• **Exercise**
Write the listing below out again exactly, dropping the images.

(Data items)
--- begin ---
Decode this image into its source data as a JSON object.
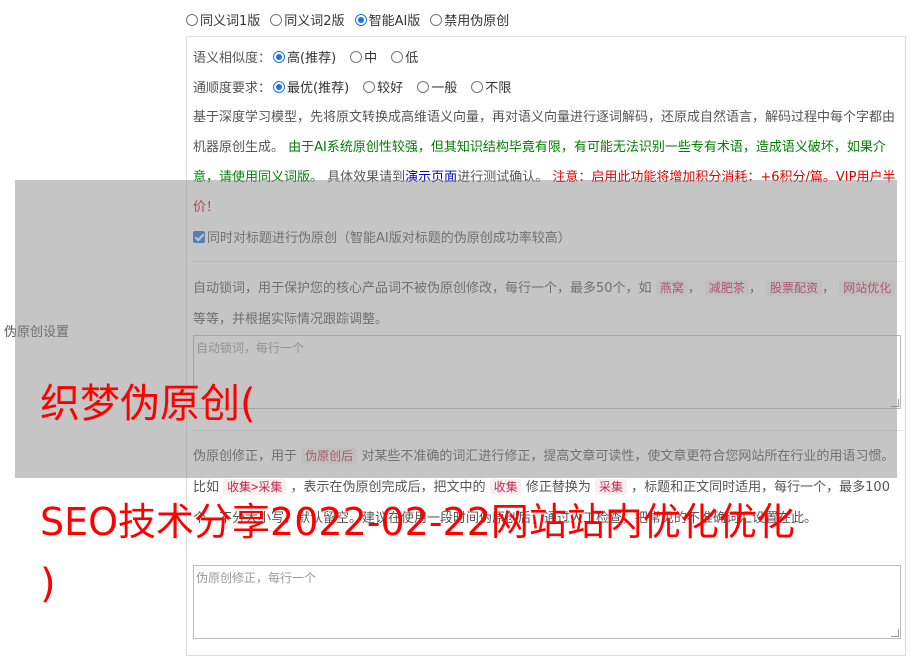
{
  "modes": [
    {
      "label": "同义词1版",
      "checked": false
    },
    {
      "label": "同义词2版",
      "checked": false
    },
    {
      "label": "智能AI版",
      "checked": true
    },
    {
      "label": "禁用伪原创",
      "checked": false
    }
  ],
  "similarity": {
    "label": "语义相似度：",
    "options": [
      {
        "label": "高(推荐)",
        "checked": true
      },
      {
        "label": "中",
        "checked": false
      },
      {
        "label": "低",
        "checked": false
      }
    ]
  },
  "fluency": {
    "label": "通顺度要求：",
    "options": [
      {
        "label": "最优(推荐)",
        "checked": true
      },
      {
        "label": "较好",
        "checked": false
      },
      {
        "label": "一般",
        "checked": false
      },
      {
        "label": "不限",
        "checked": false
      }
    ]
  },
  "description": {
    "part1": "基于深度学习模型，先将原文转换成高维语义向量，再对语义向量进行逐词解码，还原成自然语言，解码过程中每个字都由机器原创生成。",
    "warning_green": "由于AI系统原创性较强，但其知识结构毕竟有限，有可能无法识别一些专有术语，造成语义破坏，如果介意，请使用同义词版。",
    "part2": "具体效果请到",
    "demo_link": "演示页面",
    "part3": "进行测试确认。",
    "notice_red": "注意：启用此功能将增加积分消耗：+6积分/篇。VIP用户半价！"
  },
  "title_checkbox": {
    "label": "同时对标题进行伪原创（智能AI版对标题的伪原创成功率较高）",
    "checked": true
  },
  "side_label": "伪原创设置",
  "lock": {
    "text_before": "自动锁词，用于保护您的核心产品词不被伪原创修改，每行一个，最多50个，如",
    "examples": [
      "燕窝",
      "减肥茶",
      "股票配资",
      "网站优化"
    ],
    "separator": "，",
    "text_after": "等等，并根据实际情况跟踪调整。",
    "placeholder": "自动锁词，每行一个"
  },
  "fix": {
    "t1": "伪原创修正，用于",
    "code1": "伪原创后",
    "t2": "对某些不准确的词汇进行修正，提高文章可读性，使文章更符合您网站所在行业的用语习惯。比如",
    "code2": "收集>采集",
    "t3": "，表示在伪原创完成后，把文中的",
    "code3": "收集",
    "t4": "修正替换为",
    "code4": "采集",
    "t5": "，标题和正文同时适用，每行一个，最多100个，不分大小写，默认留空。建议在使用一段时间伪原创后，通过人工检查，把常见的不准确词汇设置在此。",
    "placeholder": "伪原创修正，每行一个"
  },
  "watermark": {
    "line1": "织梦伪原创(",
    "line2": "SEO技术分享2022-02-22网站站内优化优化",
    "line3": ")"
  }
}
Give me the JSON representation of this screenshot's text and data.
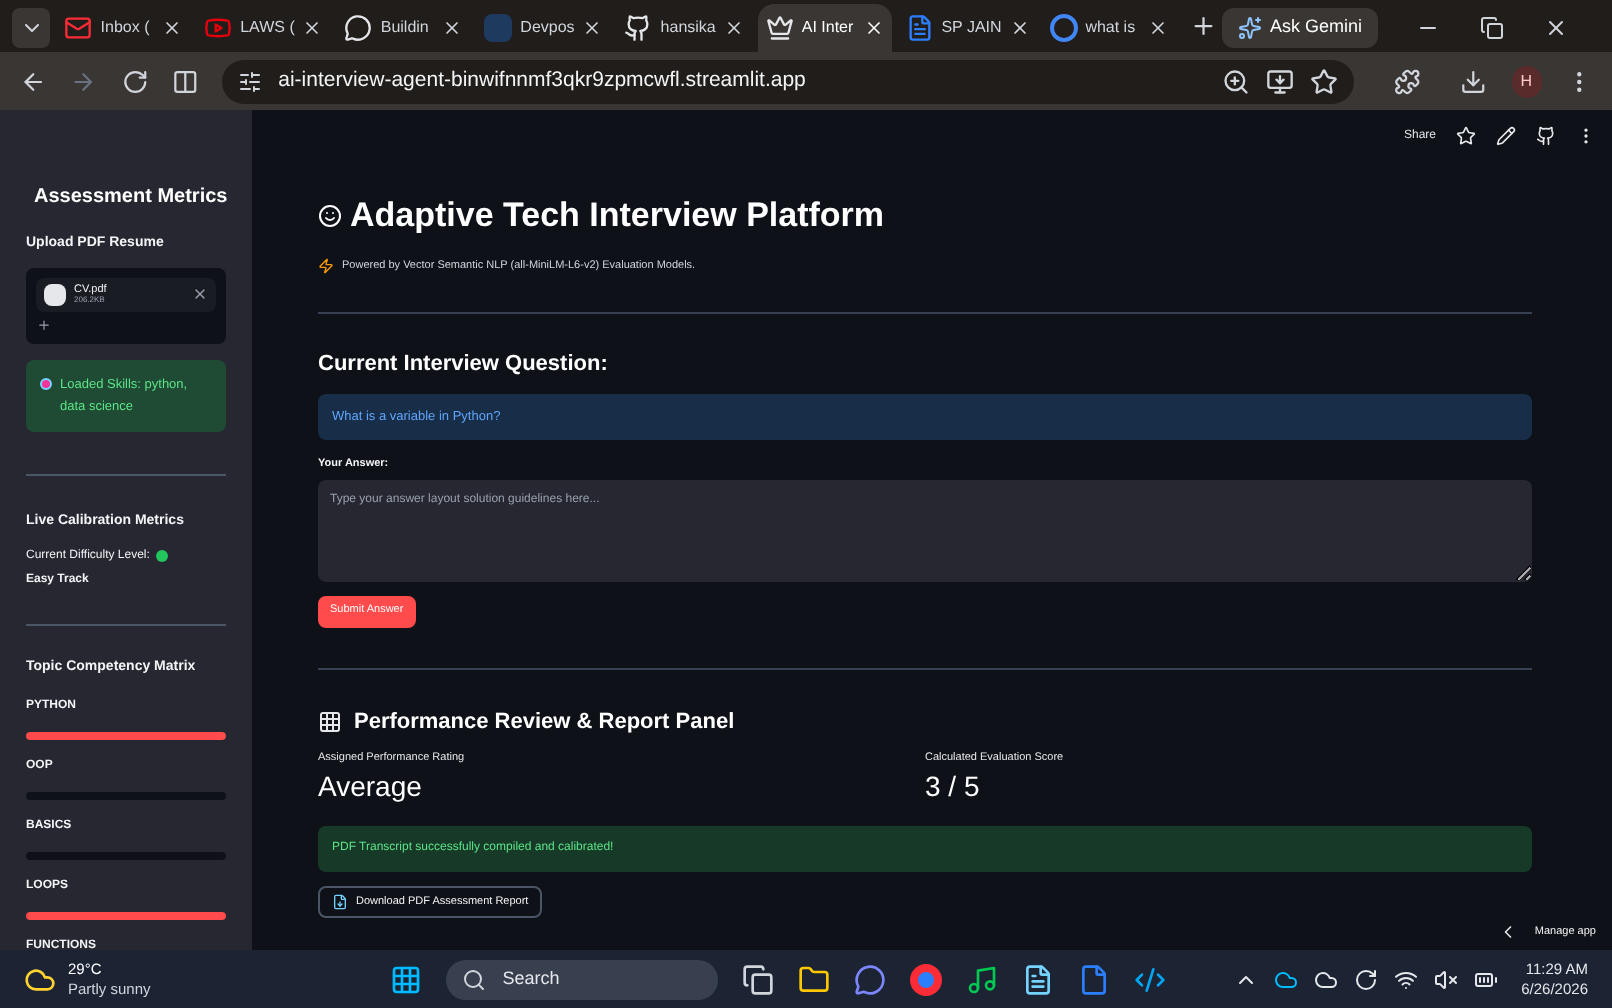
{
  "browser": {
    "tabs": [
      {
        "label": "Inbox (",
        "selected": false
      },
      {
        "label": "LAWS (",
        "selected": false
      },
      {
        "label": "Buildin",
        "selected": false
      },
      {
        "label": "Devpos",
        "selected": false
      },
      {
        "label": "hansika",
        "selected": false
      },
      {
        "label": "AI Inter",
        "selected": true
      },
      {
        "label": "SP JAIN",
        "selected": false
      },
      {
        "label": "what is",
        "selected": false
      }
    ],
    "gemini": "Ask Gemini",
    "url": "ai-interview-agent-binwifnnmf3qkr9zpmcwfl.streamlit.app",
    "profile": "H"
  },
  "sidebar": {
    "title": "Assessment Metrics",
    "upload_label": "Upload PDF Resume",
    "file": {
      "name": "CV.pdf",
      "size": "206.2KB"
    },
    "skills": "Loaded Skills: python, data science",
    "calibration_title": "Live Calibration Metrics",
    "difficulty_label": "Current Difficulty Level:",
    "difficulty_value": "Easy Track",
    "matrix_title": "Topic Competency Matrix",
    "topics": [
      {
        "name": "PYTHON",
        "level": 1
      },
      {
        "name": "OOP",
        "level": 0
      },
      {
        "name": "BASICS",
        "level": 0
      },
      {
        "name": "LOOPS",
        "level": 1
      },
      {
        "name": "FUNCTIONS"
      }
    ]
  },
  "header": {
    "share": "Share"
  },
  "main": {
    "title": "Adaptive Tech Interview Platform",
    "subtitle": "Powered by Vector Semantic NLP (all-MiniLM-L6-v2) Evaluation Models.",
    "question_heading": "Current Interview Question:",
    "question": "What is a variable in Python?",
    "answer_label": "Your Answer:",
    "answer_placeholder": "Type your answer layout solution guidelines here...",
    "submit": "Submit Answer",
    "report_title": "Performance Review & Report Panel",
    "metrics": [
      {
        "label": "Assigned Performance Rating",
        "value": "Average"
      },
      {
        "label": "Calculated Evaluation Score",
        "value": "3 / 5"
      }
    ],
    "success": "PDF Transcript successfully compiled and calibrated!",
    "download": "Download PDF Assessment Report",
    "manage": "Manage app"
  },
  "taskbar": {
    "temperature": "29°C",
    "weather": "Partly sunny",
    "search": "Search",
    "time": "11:29 AM",
    "date": "6/26/2026"
  }
}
--- end ---
• **Task result**
Decode this image into its source data as a JSON object.
{
  "modes": [
    {
      "label": "同义词1版",
      "checked": false
    },
    {
      "label": "同义词2版",
      "checked": false
    },
    {
      "label": "智能AI版",
      "checked": true
    },
    {
      "label": "禁用伪原创",
      "checked": false
    }
  ],
  "similarity": {
    "label": "语义相似度：",
    "options": [
      {
        "label": "高(推荐)",
        "checked": true
      },
      {
        "label": "中",
        "checked": false
      },
      {
        "label": "低",
        "checked": false
      }
    ]
  },
  "fluency": {
    "label": "通顺度要求：",
    "options": [
      {
        "label": "最优(推荐)",
        "checked": true
      },
      {
        "label": "较好",
        "checked": false
      },
      {
        "label": "一般",
        "checked": false
      },
      {
        "label": "不限",
        "checked": false
      }
    ]
  },
  "description": {
    "part1": "基于深度学习模型，先将原文转换成高维语义向量，再对语义向量进行逐词解码，还原成自然语言，解码过程中每个字都由机器原创生成。",
    "warning_green": "由于AI系统原创性较强，但其知识结构毕竟有限，有可能无法识别一些专有术语，造成语义破坏，如果介意，请使用同义词版。",
    "part2": "具体效果请到",
    "demo_link": "演示页面",
    "part3": "进行测试确认。",
    "notice_red": "注意：启用此功能将增加积分消耗：+6积分/篇。VIP用户半价！"
  },
  "title_checkbox": {
    "label": "同时对标题进行伪原创（智能AI版对标题的伪原创成功率较高）",
    "checked": true
  },
  "side_label": "伪原创设置",
  "lock": {
    "text_before": "自动锁词，用于保护您的核心产品词不被伪原创修改，每行一个，最多50个，如",
    "examples": [
      "燕窝",
      "减肥茶",
      "股票配资",
      "网站优化"
    ],
    "separator": "，",
    "text_after": "等等，并根据实际情况跟踪调整。",
    "placeholder": "自动锁词，每行一个"
  },
  "fix": {
    "t1": "伪原创修正，用于",
    "code1": "伪原创后",
    "t2": "对某些不准确的词汇进行修正，提高文章可读性，使文章更符合您网站所在行业的用语习惯。比如",
    "code2": "收集>采集",
    "t3": "，表示在伪原创完成后，把文中的",
    "code3": "收集",
    "t4": "修正替换为",
    "code4": "采集",
    "t5": "，标题和正文同时适用，每行一个，最多100个，不分大小写，默认留空。建议在使用一段时间伪原创后，通过人工检查，把常见的不准确词汇设置在此。",
    "placeholder": "伪原创修正，每行一个"
  },
  "watermark": {
    "line1": "织梦伪原创(",
    "line2": "SEO技术分享2022-02-22网站站内优化优化",
    "line3": ")"
  }
}
Give me the JSON representation of this screenshot's text and data.
{
  "browser": {
    "tabs": [
      {
        "label": "Inbox (",
        "selected": false
      },
      {
        "label": "LAWS (",
        "selected": false
      },
      {
        "label": "Buildin",
        "selected": false
      },
      {
        "label": "Devpos",
        "selected": false
      },
      {
        "label": "hansika",
        "selected": false
      },
      {
        "label": "AI Inter",
        "selected": true
      },
      {
        "label": "SP JAIN",
        "selected": false
      },
      {
        "label": "what is",
        "selected": false
      }
    ],
    "gemini": "Ask Gemini",
    "url": "ai-interview-agent-binwifnnmf3qkr9zpmcwfl.streamlit.app",
    "profile": "H"
  },
  "sidebar": {
    "title": "Assessment Metrics",
    "upload_label": "Upload PDF Resume",
    "file": {
      "name": "CV.pdf",
      "size": "206.2KB"
    },
    "skills": "Loaded Skills: python, data science",
    "calibration_title": "Live Calibration Metrics",
    "difficulty_label": "Current Difficulty Level:",
    "difficulty_value": "Easy Track",
    "matrix_title": "Topic Competency Matrix",
    "topics": [
      {
        "name": "PYTHON",
        "level": 1
      },
      {
        "name": "OOP",
        "level": 0
      },
      {
        "name": "BASICS",
        "level": 0
      },
      {
        "name": "LOOPS",
        "level": 1
      },
      {
        "name": "FUNCTIONS"
      }
    ]
  },
  "header": {
    "share": "Share"
  },
  "main": {
    "title": "Adaptive Tech Interview Platform",
    "subtitle": "Powered by Vector Semantic NLP (all-MiniLM-L6-v2) Evaluation Models.",
    "question_heading": "Current Interview Question:",
    "question": "What is a variable in Python?",
    "answer_label": "Your Answer:",
    "answer_placeholder": "Type your answer layout solution guidelines here...",
    "submit": "Submit Answer",
    "report_title": "Performance Review & Report Panel",
    "metrics": [
      {
        "label": "Assigned Performance Rating",
        "value": "Average"
      },
      {
        "label": "Calculated Evaluation Score",
        "value": "3 / 5"
      }
    ],
    "success": "PDF Transcript successfully compiled and calibrated!",
    "download": "Download PDF Assessment Report",
    "manage": "Manage app"
  },
  "taskbar": {
    "temperature": "29°C",
    "weather": "Partly sunny",
    "search": "Search",
    "time": "11:29 AM",
    "date": "6/26/2026"
  }
}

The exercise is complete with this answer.